What to produce:
Quote the entries in full, character for character, without their images.

Some records:
━━━
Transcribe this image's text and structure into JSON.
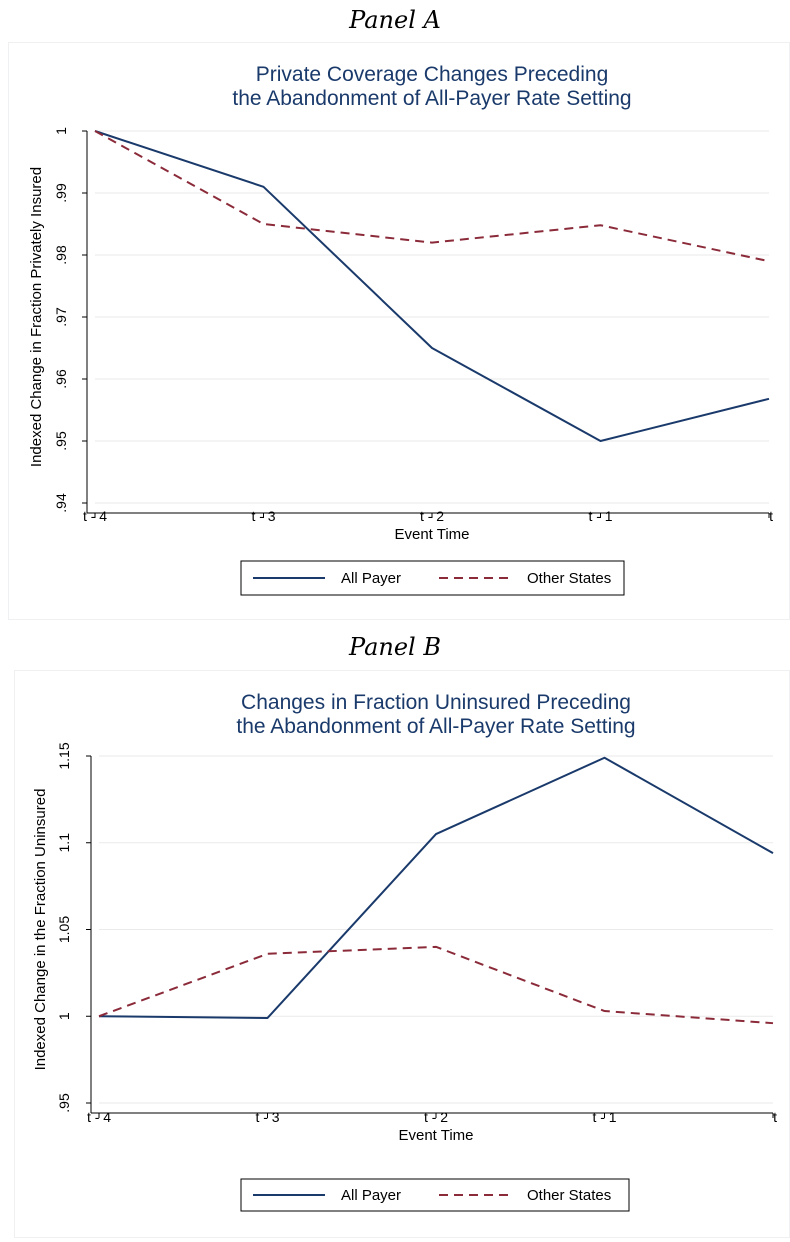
{
  "panel_a_label": "Panel A",
  "panel_b_label": "Panel B",
  "chart_data": [
    {
      "type": "line",
      "title_lines": [
        "Private Coverage Changes Preceding",
        "the Abandonment of All-Payer Rate Setting"
      ],
      "xlabel": "Event Time",
      "ylabel": "Indexed Change in Fraction Privately Insured",
      "categories": [
        "t - 4",
        "t - 3",
        "t - 2",
        "t - 1",
        "t"
      ],
      "ylim": [
        0.94,
        1.0
      ],
      "yticks": [
        0.94,
        0.95,
        0.96,
        0.97,
        0.98,
        0.99,
        1
      ],
      "ytick_labels": [
        ".94",
        ".95",
        ".96",
        ".97",
        ".98",
        ".99",
        "1"
      ],
      "grid": true,
      "legend_position": "bottom",
      "series": [
        {
          "name": "All Payer",
          "values": [
            1.0,
            0.991,
            0.965,
            0.95,
            0.9568
          ],
          "color": "#1a3a6b",
          "dash": "solid"
        },
        {
          "name": "Other States",
          "values": [
            1.0,
            0.985,
            0.982,
            0.9848,
            0.979
          ],
          "color": "#8b2b3a",
          "dash": "dashed"
        }
      ]
    },
    {
      "type": "line",
      "title_lines": [
        "Changes in Fraction Uninsured Preceding",
        "the Abandonment of All-Payer Rate Setting"
      ],
      "xlabel": "Event Time",
      "ylabel": "Indexed Change in the Fraction Uninsured",
      "categories": [
        "t - 4",
        "t - 3",
        "t - 2",
        "t - 1",
        "t"
      ],
      "ylim": [
        0.95,
        1.15
      ],
      "yticks": [
        0.95,
        1,
        1.05,
        1.1,
        1.15
      ],
      "ytick_labels": [
        ".95",
        "1",
        "1.05",
        "1.1",
        "1.15"
      ],
      "grid": true,
      "legend_position": "bottom",
      "series": [
        {
          "name": "All Payer",
          "values": [
            1.0,
            0.999,
            1.105,
            1.149,
            1.094
          ],
          "color": "#1a3a6b",
          "dash": "solid"
        },
        {
          "name": "Other States",
          "values": [
            1.0,
            1.036,
            1.04,
            1.003,
            0.996
          ],
          "color": "#8b2b3a",
          "dash": "dashed"
        }
      ]
    }
  ]
}
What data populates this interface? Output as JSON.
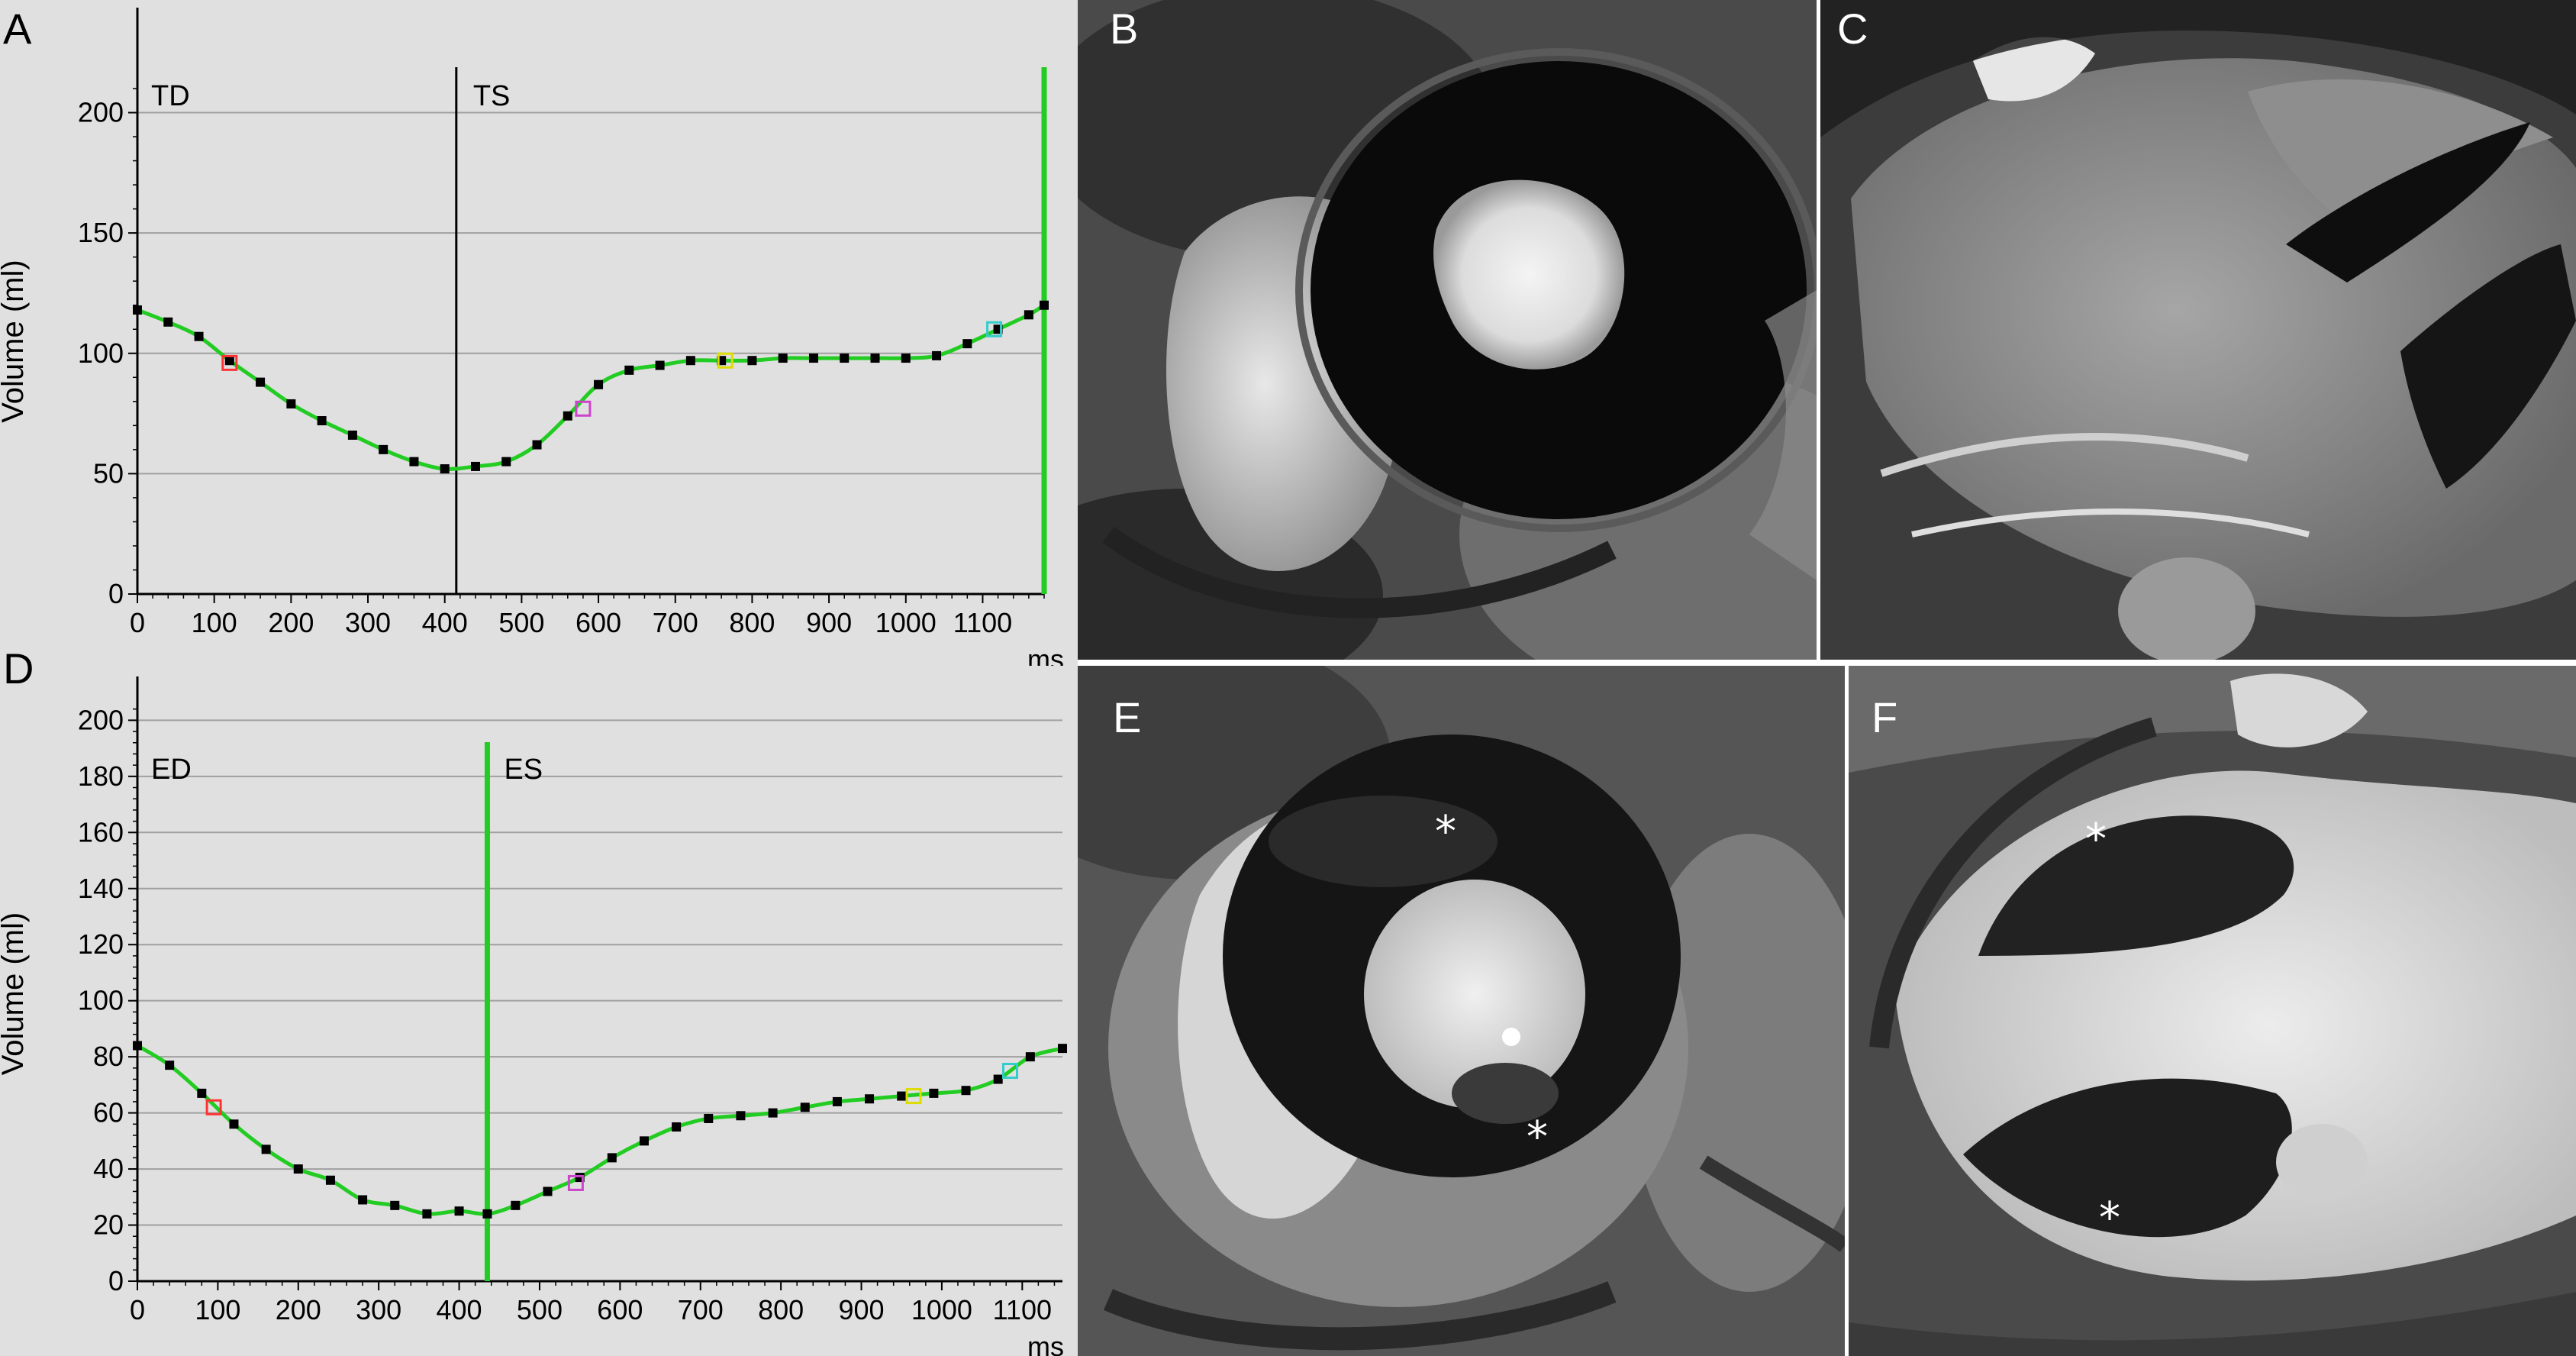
{
  "panel_labels": {
    "a": "A",
    "b": "B",
    "c": "C",
    "d": "D",
    "e": "E",
    "f": "F"
  },
  "mri_annotations": {
    "asterisk": "*"
  },
  "colors": {
    "curve": "#22cc22",
    "phase_line_black": "#000000",
    "phase_line_green": "#22cc22",
    "plot_bg": "#e0e0e0",
    "grid": "#a0a0a0"
  },
  "chart_data": [
    {
      "type": "line",
      "panel": "A",
      "ylabel": "Volume (ml)",
      "xlabel": "ms",
      "xlim": [
        0,
        1180
      ],
      "ylim": [
        0,
        210
      ],
      "yticks": [
        0,
        50,
        100,
        150,
        200
      ],
      "xticks": [
        0,
        100,
        200,
        300,
        400,
        500,
        600,
        700,
        800,
        900,
        1000,
        1100
      ],
      "grid": true,
      "annotations": [
        {
          "text": "TD",
          "x": 0
        },
        {
          "text": "TS",
          "x": 415
        }
      ],
      "phase_lines": [
        {
          "x": 415,
          "color": "#000000"
        },
        {
          "x": 1180,
          "color": "#22cc22"
        }
      ],
      "series": [
        {
          "x": [
            0,
            40,
            80,
            120,
            160,
            200,
            240,
            280,
            320,
            360,
            400,
            440,
            480,
            520,
            560,
            600,
            640,
            680,
            720,
            760,
            800,
            840,
            880,
            920,
            960,
            1000,
            1040,
            1080,
            1120,
            1160,
            1180
          ],
          "y": [
            118,
            113,
            107,
            97,
            88,
            79,
            72,
            66,
            60,
            55,
            52,
            53,
            55,
            62,
            74,
            87,
            93,
            95,
            97,
            97,
            97,
            98,
            98,
            98,
            98,
            98,
            99,
            104,
            110,
            116,
            120
          ]
        }
      ],
      "markers": [
        {
          "x": 120,
          "y": 96,
          "color": "#ff3333"
        },
        {
          "x": 580,
          "y": 77,
          "color": "#cc44cc"
        },
        {
          "x": 765,
          "y": 97,
          "color": "#dddd00"
        },
        {
          "x": 1115,
          "y": 110,
          "color": "#33cccc"
        }
      ]
    },
    {
      "type": "line",
      "panel": "D",
      "ylabel": "Volume (ml)",
      "xlabel": "ms",
      "xlim": [
        0,
        1150
      ],
      "ylim": [
        0,
        205
      ],
      "yticks": [
        0,
        20,
        40,
        60,
        80,
        100,
        120,
        140,
        160,
        180,
        200
      ],
      "xticks": [
        0,
        100,
        200,
        300,
        400,
        500,
        600,
        700,
        800,
        900,
        1000,
        1100
      ],
      "grid": true,
      "annotations": [
        {
          "text": "ED",
          "x": 0
        },
        {
          "text": "ES",
          "x": 435
        }
      ],
      "phase_lines": [
        {
          "x": 435,
          "color": "#22cc22"
        }
      ],
      "series": [
        {
          "x": [
            0,
            40,
            80,
            120,
            160,
            200,
            240,
            280,
            320,
            360,
            400,
            435,
            470,
            510,
            550,
            590,
            630,
            670,
            710,
            750,
            790,
            830,
            870,
            910,
            950,
            990,
            1030,
            1070,
            1110,
            1150
          ],
          "y": [
            84,
            77,
            67,
            56,
            47,
            40,
            36,
            29,
            27,
            24,
            25,
            24,
            27,
            32,
            37,
            44,
            50,
            55,
            58,
            59,
            60,
            62,
            64,
            65,
            66,
            67,
            68,
            72,
            80,
            83
          ]
        }
      ],
      "markers": [
        {
          "x": 95,
          "y": 62,
          "color": "#ff3333"
        },
        {
          "x": 545,
          "y": 35,
          "color": "#cc44cc"
        },
        {
          "x": 965,
          "y": 66,
          "color": "#dddd00"
        },
        {
          "x": 1085,
          "y": 75,
          "color": "#33cccc"
        }
      ]
    }
  ]
}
━━━
Exercise answer:
Transcribe this image's text and structure into JSON.
{
  "panel_a_label": "Panel A",
  "panel_b_label": "Panel B",
  "chart_data": [
    {
      "type": "line",
      "title_lines": [
        "Private Coverage Changes Preceding",
        "the Abandonment of All-Payer Rate Setting"
      ],
      "xlabel": "Event Time",
      "ylabel": "Indexed Change in Fraction Privately Insured",
      "categories": [
        "t - 4",
        "t - 3",
        "t - 2",
        "t - 1",
        "t"
      ],
      "ylim": [
        0.94,
        1.0
      ],
      "yticks": [
        0.94,
        0.95,
        0.96,
        0.97,
        0.98,
        0.99,
        1
      ],
      "ytick_labels": [
        ".94",
        ".95",
        ".96",
        ".97",
        ".98",
        ".99",
        "1"
      ],
      "grid": true,
      "legend_position": "bottom",
      "series": [
        {
          "name": "All Payer",
          "values": [
            1.0,
            0.991,
            0.965,
            0.95,
            0.9568
          ],
          "color": "#1a3a6b",
          "dash": "solid"
        },
        {
          "name": "Other States",
          "values": [
            1.0,
            0.985,
            0.982,
            0.9848,
            0.979
          ],
          "color": "#8b2b3a",
          "dash": "dashed"
        }
      ]
    },
    {
      "type": "line",
      "title_lines": [
        "Changes in Fraction Uninsured Preceding",
        "the Abandonment of All-Payer Rate Setting"
      ],
      "xlabel": "Event Time",
      "ylabel": "Indexed Change in the Fraction Uninsured",
      "categories": [
        "t - 4",
        "t - 3",
        "t - 2",
        "t - 1",
        "t"
      ],
      "ylim": [
        0.95,
        1.15
      ],
      "yticks": [
        0.95,
        1,
        1.05,
        1.1,
        1.15
      ],
      "ytick_labels": [
        ".95",
        "1",
        "1.05",
        "1.1",
        "1.15"
      ],
      "grid": true,
      "legend_position": "bottom",
      "series": [
        {
          "name": "All Payer",
          "values": [
            1.0,
            0.999,
            1.105,
            1.149,
            1.094
          ],
          "color": "#1a3a6b",
          "dash": "solid"
        },
        {
          "name": "Other States",
          "values": [
            1.0,
            1.036,
            1.04,
            1.003,
            0.996
          ],
          "color": "#8b2b3a",
          "dash": "dashed"
        }
      ]
    }
  ]
}
What data populates this interface? Output as JSON.
{
  "panel_labels": {
    "a": "A",
    "b": "B",
    "c": "C",
    "d": "D",
    "e": "E",
    "f": "F"
  },
  "mri_annotations": {
    "asterisk": "*"
  },
  "colors": {
    "curve": "#22cc22",
    "phase_line_black": "#000000",
    "phase_line_green": "#22cc22",
    "plot_bg": "#e0e0e0",
    "grid": "#a0a0a0"
  },
  "chart_data": [
    {
      "type": "line",
      "panel": "A",
      "ylabel": "Volume (ml)",
      "xlabel": "ms",
      "xlim": [
        0,
        1180
      ],
      "ylim": [
        0,
        210
      ],
      "yticks": [
        0,
        50,
        100,
        150,
        200
      ],
      "xticks": [
        0,
        100,
        200,
        300,
        400,
        500,
        600,
        700,
        800,
        900,
        1000,
        1100
      ],
      "grid": true,
      "annotations": [
        {
          "text": "TD",
          "x": 0
        },
        {
          "text": "TS",
          "x": 415
        }
      ],
      "phase_lines": [
        {
          "x": 415,
          "color": "#000000"
        },
        {
          "x": 1180,
          "color": "#22cc22"
        }
      ],
      "series": [
        {
          "x": [
            0,
            40,
            80,
            120,
            160,
            200,
            240,
            280,
            320,
            360,
            400,
            440,
            480,
            520,
            560,
            600,
            640,
            680,
            720,
            760,
            800,
            840,
            880,
            920,
            960,
            1000,
            1040,
            1080,
            1120,
            1160,
            1180
          ],
          "y": [
            118,
            113,
            107,
            97,
            88,
            79,
            72,
            66,
            60,
            55,
            52,
            53,
            55,
            62,
            74,
            87,
            93,
            95,
            97,
            97,
            97,
            98,
            98,
            98,
            98,
            98,
            99,
            104,
            110,
            116,
            120
          ]
        }
      ],
      "markers": [
        {
          "x": 120,
          "y": 96,
          "color": "#ff3333"
        },
        {
          "x": 580,
          "y": 77,
          "color": "#cc44cc"
        },
        {
          "x": 765,
          "y": 97,
          "color": "#dddd00"
        },
        {
          "x": 1115,
          "y": 110,
          "color": "#33cccc"
        }
      ]
    },
    {
      "type": "line",
      "panel": "D",
      "ylabel": "Volume (ml)",
      "xlabel": "ms",
      "xlim": [
        0,
        1150
      ],
      "ylim": [
        0,
        205
      ],
      "yticks": [
        0,
        20,
        40,
        60,
        80,
        100,
        120,
        140,
        160,
        180,
        200
      ],
      "xticks": [
        0,
        100,
        200,
        300,
        400,
        500,
        600,
        700,
        800,
        900,
        1000,
        1100
      ],
      "grid": true,
      "annotations": [
        {
          "text": "ED",
          "x": 0
        },
        {
          "text": "ES",
          "x": 435
        }
      ],
      "phase_lines": [
        {
          "x": 435,
          "color": "#22cc22"
        }
      ],
      "series": [
        {
          "x": [
            0,
            40,
            80,
            120,
            160,
            200,
            240,
            280,
            320,
            360,
            400,
            435,
            470,
            510,
            550,
            590,
            630,
            670,
            710,
            750,
            790,
            830,
            870,
            910,
            950,
            990,
            1030,
            1070,
            1110,
            1150
          ],
          "y": [
            84,
            77,
            67,
            56,
            47,
            40,
            36,
            29,
            27,
            24,
            25,
            24,
            27,
            32,
            37,
            44,
            50,
            55,
            58,
            59,
            60,
            62,
            64,
            65,
            66,
            67,
            68,
            72,
            80,
            83
          ]
        }
      ],
      "markers": [
        {
          "x": 95,
          "y": 62,
          "color": "#ff3333"
        },
        {
          "x": 545,
          "y": 35,
          "color": "#cc44cc"
        },
        {
          "x": 965,
          "y": 66,
          "color": "#dddd00"
        },
        {
          "x": 1085,
          "y": 75,
          "color": "#33cccc"
        }
      ]
    }
  ]
}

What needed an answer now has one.